SET PROBLEM ▸ Output the material exactly, but drop every image it holds.

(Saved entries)
==*==
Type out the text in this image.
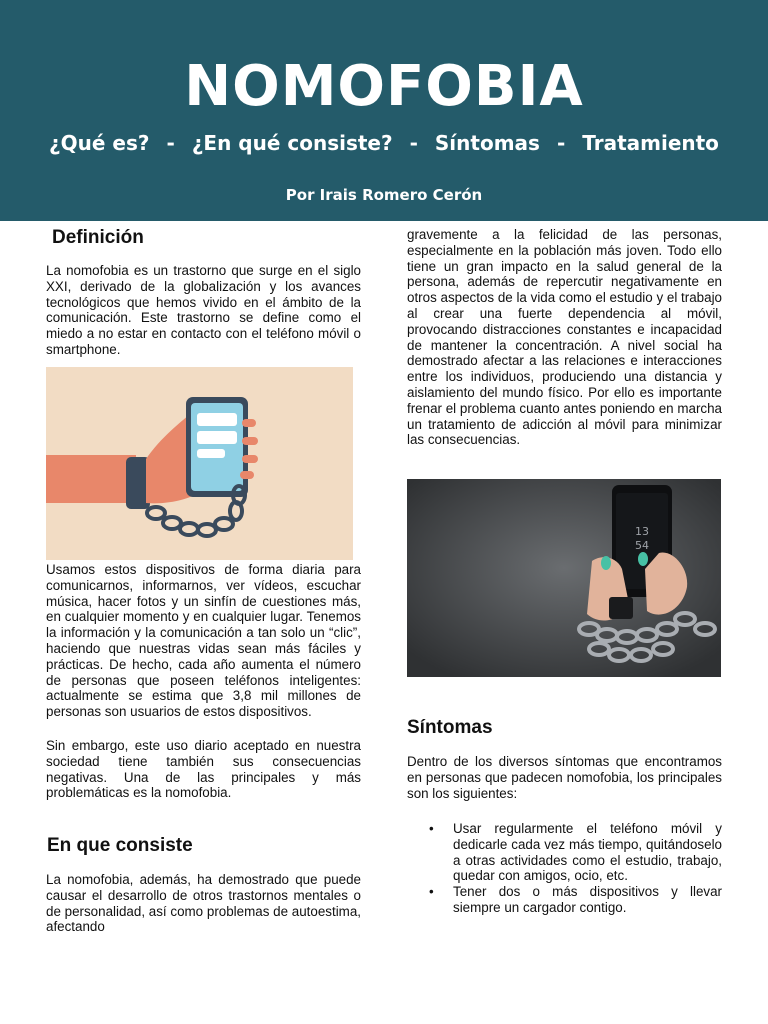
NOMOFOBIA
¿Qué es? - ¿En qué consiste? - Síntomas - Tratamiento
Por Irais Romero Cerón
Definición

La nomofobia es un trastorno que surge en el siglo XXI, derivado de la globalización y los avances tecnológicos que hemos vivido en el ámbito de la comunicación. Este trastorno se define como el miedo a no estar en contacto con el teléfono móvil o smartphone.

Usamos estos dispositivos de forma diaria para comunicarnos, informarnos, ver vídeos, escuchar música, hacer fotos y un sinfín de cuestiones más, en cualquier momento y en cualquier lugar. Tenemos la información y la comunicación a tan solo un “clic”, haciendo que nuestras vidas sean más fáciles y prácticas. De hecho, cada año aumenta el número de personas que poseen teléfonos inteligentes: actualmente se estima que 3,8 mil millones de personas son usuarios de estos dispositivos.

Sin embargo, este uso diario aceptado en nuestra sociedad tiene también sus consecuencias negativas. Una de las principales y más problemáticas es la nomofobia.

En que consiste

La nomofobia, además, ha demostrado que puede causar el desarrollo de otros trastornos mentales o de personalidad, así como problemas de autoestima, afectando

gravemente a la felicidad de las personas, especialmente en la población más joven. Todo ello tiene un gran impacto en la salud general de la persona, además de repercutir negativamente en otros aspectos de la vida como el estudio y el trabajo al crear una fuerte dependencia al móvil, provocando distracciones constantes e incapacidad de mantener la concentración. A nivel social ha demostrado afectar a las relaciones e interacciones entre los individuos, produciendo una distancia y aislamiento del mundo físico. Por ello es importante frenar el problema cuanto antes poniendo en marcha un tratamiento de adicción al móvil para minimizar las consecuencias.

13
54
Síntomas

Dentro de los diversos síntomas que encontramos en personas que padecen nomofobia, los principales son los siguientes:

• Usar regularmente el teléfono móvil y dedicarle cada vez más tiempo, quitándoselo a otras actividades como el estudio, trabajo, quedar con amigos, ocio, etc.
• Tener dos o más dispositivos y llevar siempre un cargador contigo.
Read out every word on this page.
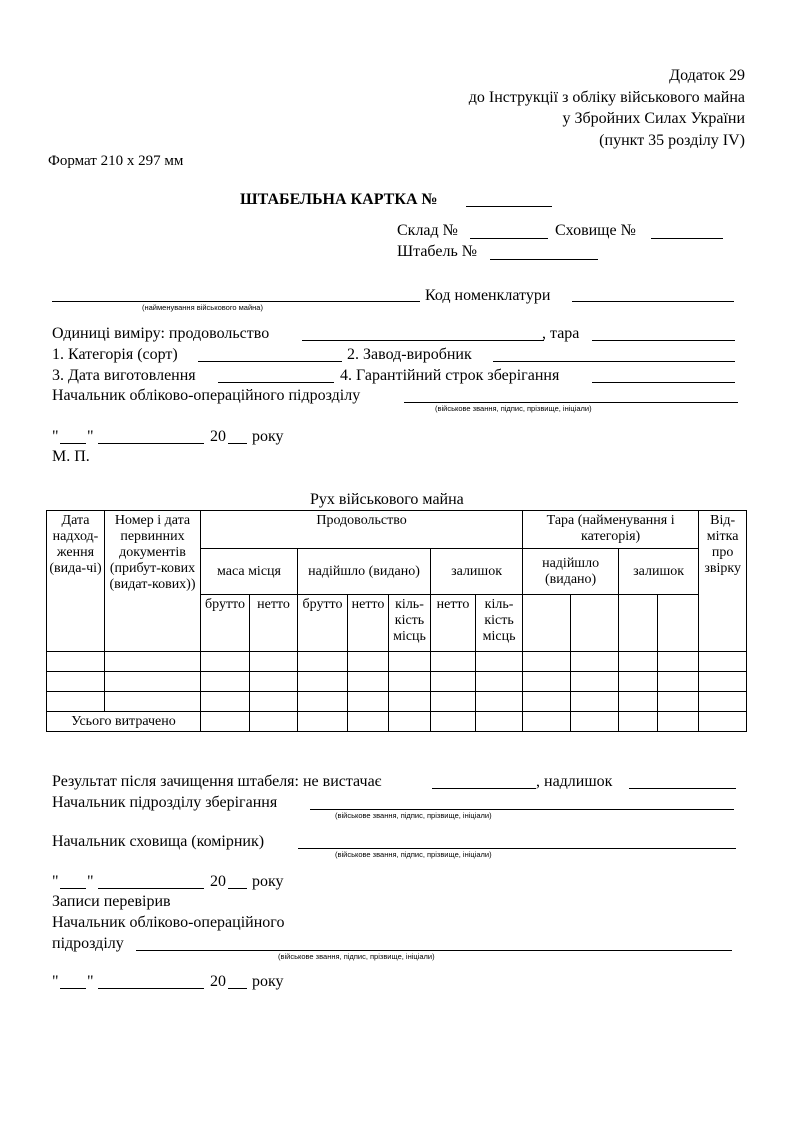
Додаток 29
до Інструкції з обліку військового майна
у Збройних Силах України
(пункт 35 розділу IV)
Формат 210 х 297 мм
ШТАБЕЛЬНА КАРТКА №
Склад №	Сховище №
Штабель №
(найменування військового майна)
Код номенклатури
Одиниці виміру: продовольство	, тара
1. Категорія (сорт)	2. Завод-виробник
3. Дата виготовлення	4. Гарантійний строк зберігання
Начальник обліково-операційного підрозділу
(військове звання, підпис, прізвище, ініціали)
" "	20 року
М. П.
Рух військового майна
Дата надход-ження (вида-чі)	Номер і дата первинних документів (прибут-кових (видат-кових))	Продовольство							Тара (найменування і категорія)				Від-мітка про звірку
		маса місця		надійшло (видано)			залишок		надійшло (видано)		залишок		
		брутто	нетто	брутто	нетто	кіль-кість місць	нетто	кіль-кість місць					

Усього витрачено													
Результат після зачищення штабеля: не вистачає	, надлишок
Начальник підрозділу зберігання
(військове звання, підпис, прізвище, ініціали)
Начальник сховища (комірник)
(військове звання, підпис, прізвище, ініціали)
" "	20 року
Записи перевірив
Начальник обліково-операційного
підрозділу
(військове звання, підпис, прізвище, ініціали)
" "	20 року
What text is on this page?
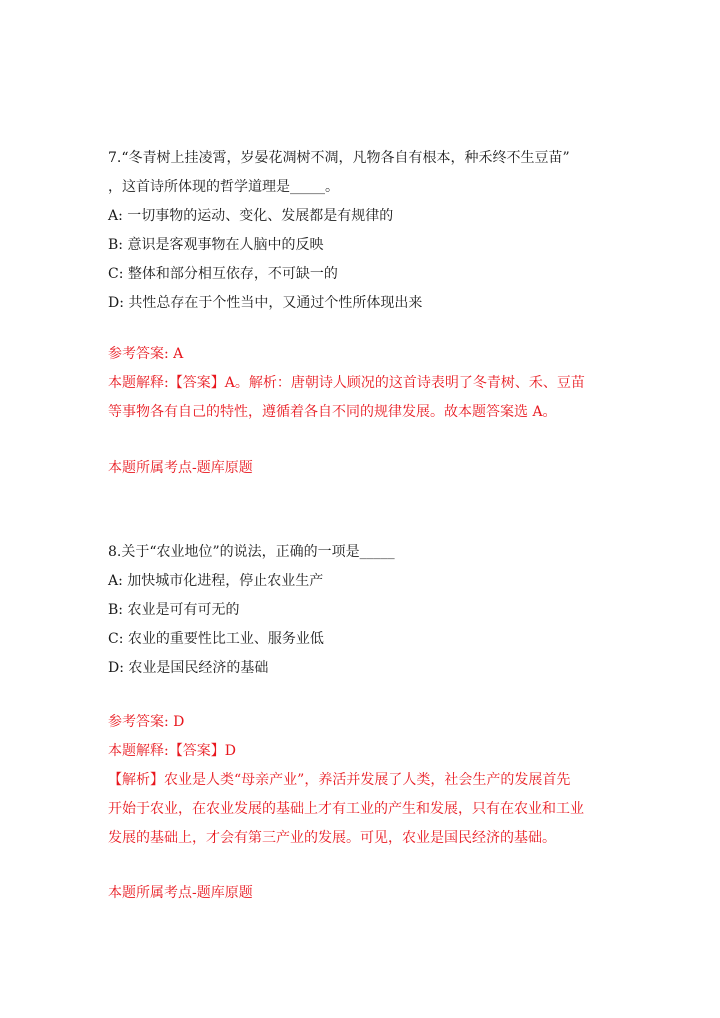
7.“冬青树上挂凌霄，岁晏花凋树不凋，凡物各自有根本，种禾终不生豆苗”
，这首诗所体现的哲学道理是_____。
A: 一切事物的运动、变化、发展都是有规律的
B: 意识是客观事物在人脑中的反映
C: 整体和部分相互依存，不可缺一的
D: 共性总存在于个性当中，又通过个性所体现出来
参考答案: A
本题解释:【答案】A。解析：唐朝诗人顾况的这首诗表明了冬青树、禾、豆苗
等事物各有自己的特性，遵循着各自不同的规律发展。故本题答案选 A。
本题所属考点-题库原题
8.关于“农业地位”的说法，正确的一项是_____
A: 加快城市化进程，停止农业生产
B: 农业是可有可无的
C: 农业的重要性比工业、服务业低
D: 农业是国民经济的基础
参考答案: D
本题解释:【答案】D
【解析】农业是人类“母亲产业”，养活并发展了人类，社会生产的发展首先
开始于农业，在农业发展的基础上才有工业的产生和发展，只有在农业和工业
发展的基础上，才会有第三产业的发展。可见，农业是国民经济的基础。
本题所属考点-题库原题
==*==
WORKED SOLUTION ▸
Type out the text in this image.
NOMOFOBIA
¿Qué es? - ¿En qué consiste? - Síntomas - Tratamiento
Por Irais Romero Cerón
Definición

La nomofobia es un trastorno que surge en el siglo XXI, derivado de la globalización y los avances tecnológicos que hemos vivido en el ámbito de la comunicación. Este trastorno se define como el miedo a no estar en contacto con el teléfono móvil o smartphone.

Usamos estos dispositivos de forma diaria para comunicarnos, informarnos, ver vídeos, escuchar música, hacer fotos y un sinfín de cuestiones más, en cualquier momento y en cualquier lugar. Tenemos la información y la comunicación a tan solo un “clic”, haciendo que nuestras vidas sean más fáciles y prácticas. De hecho, cada año aumenta el número de personas que poseen teléfonos inteligentes: actualmente se estima que 3,8 mil millones de personas son usuarios de estos dispositivos.

Sin embargo, este uso diario aceptado en nuestra sociedad tiene también sus consecuencias negativas. Una de las principales y más problemáticas es la nomofobia.

En que consiste

La nomofobia, además, ha demostrado que puede causar el desarrollo de otros trastornos mentales o de personalidad, así como problemas de autoestima, afectando

gravemente a la felicidad de las personas, especialmente en la población más joven. Todo ello tiene un gran impacto en la salud general de la persona, además de repercutir negativamente en otros aspectos de la vida como el estudio y el trabajo al crear una fuerte dependencia al móvil, provocando distracciones constantes e incapacidad de mantener la concentración. A nivel social ha demostrado afectar a las relaciones e interacciones entre los individuos, produciendo una distancia y aislamiento del mundo físico. Por ello es importante frenar el problema cuanto antes poniendo en marcha un tratamiento de adicción al móvil para minimizar las consecuencias.

13
54
Síntomas

Dentro de los diversos síntomas que encontramos en personas que padecen nomofobia, los principales son los siguientes:

• Usar regularmente el teléfono móvil y dedicarle cada vez más tiempo, quitándoselo a otras actividades como el estudio, trabajo, quedar con amigos, ocio, etc.
• Tener dos o más dispositivos y llevar siempre un cargador contigo.
Read out every word on this page.
Додаток 29
до Інструкції з обліку військового майна
у Збройних Силах України
(пункт 35 розділу IV)
Формат 210 х 297 мм
ШТАБЕЛЬНА КАРТКА №
Склад №	Сховище №
Штабель №
(найменування військового майна)
Код номенклатури
Одиниці виміру: продовольство	, тара
1. Категорія (сорт)	2. Завод-виробник
3. Дата виготовлення	4. Гарантійний строк зберігання
Начальник обліково-операційного підрозділу
(військове звання, підпис, прізвище, ініціали)
" "	20 року
М. П.
Рух військового майна
Дата надход-ження (вида-чі)	Номер і дата первинних документів (прибут-кових (видат-кових))	Продовольство							Тара (найменування і категорія)				Від-мітка про звірку
		маса місця		надійшло (видано)			залишок		надійшло (видано)		залишок		
		брутто	нетто	брутто	нетто	кіль-кість місць	нетто	кіль-кість місць					

Усього витрачено													
Результат після зачищення штабеля: не вистачає	, надлишок
Начальник підрозділу зберігання
(військове звання, підпис, прізвище, ініціали)
Начальник сховища (комірник)
(військове звання, підпис, прізвище, ініціали)
" "	20 року
Записи перевірив
Начальник обліково-операційного
підрозділу
(військове звання, підпис, прізвище, ініціали)
" "	20 року
What text is on this page?
7.“冬青树上挂凌霄，岁晏花凋树不凋，凡物各自有根本，种禾终不生豆苗”
，这首诗所体现的哲学道理是_____。
A: 一切事物的运动、变化、发展都是有规律的
B: 意识是客观事物在人脑中的反映
C: 整体和部分相互依存，不可缺一的
D: 共性总存在于个性当中，又通过个性所体现出来
参考答案: A
本题解释:【答案】A。解析：唐朝诗人顾况的这首诗表明了冬青树、禾、豆苗
等事物各有自己的特性，遵循着各自不同的规律发展。故本题答案选 A。
本题所属考点-题库原题
8.关于“农业地位”的说法，正确的一项是_____
A: 加快城市化进程，停止农业生产
B: 农业是可有可无的
C: 农业的重要性比工业、服务业低
D: 农业是国民经济的基础
参考答案: D
本题解释:【答案】D
【解析】农业是人类“母亲产业”，养活并发展了人类，社会生产的发展首先
开始于农业，在农业发展的基础上才有工业的产生和发展，只有在农业和工业
发展的基础上，才会有第三产业的发展。可见，农业是国民经济的基础。
本题所属考点-题库原题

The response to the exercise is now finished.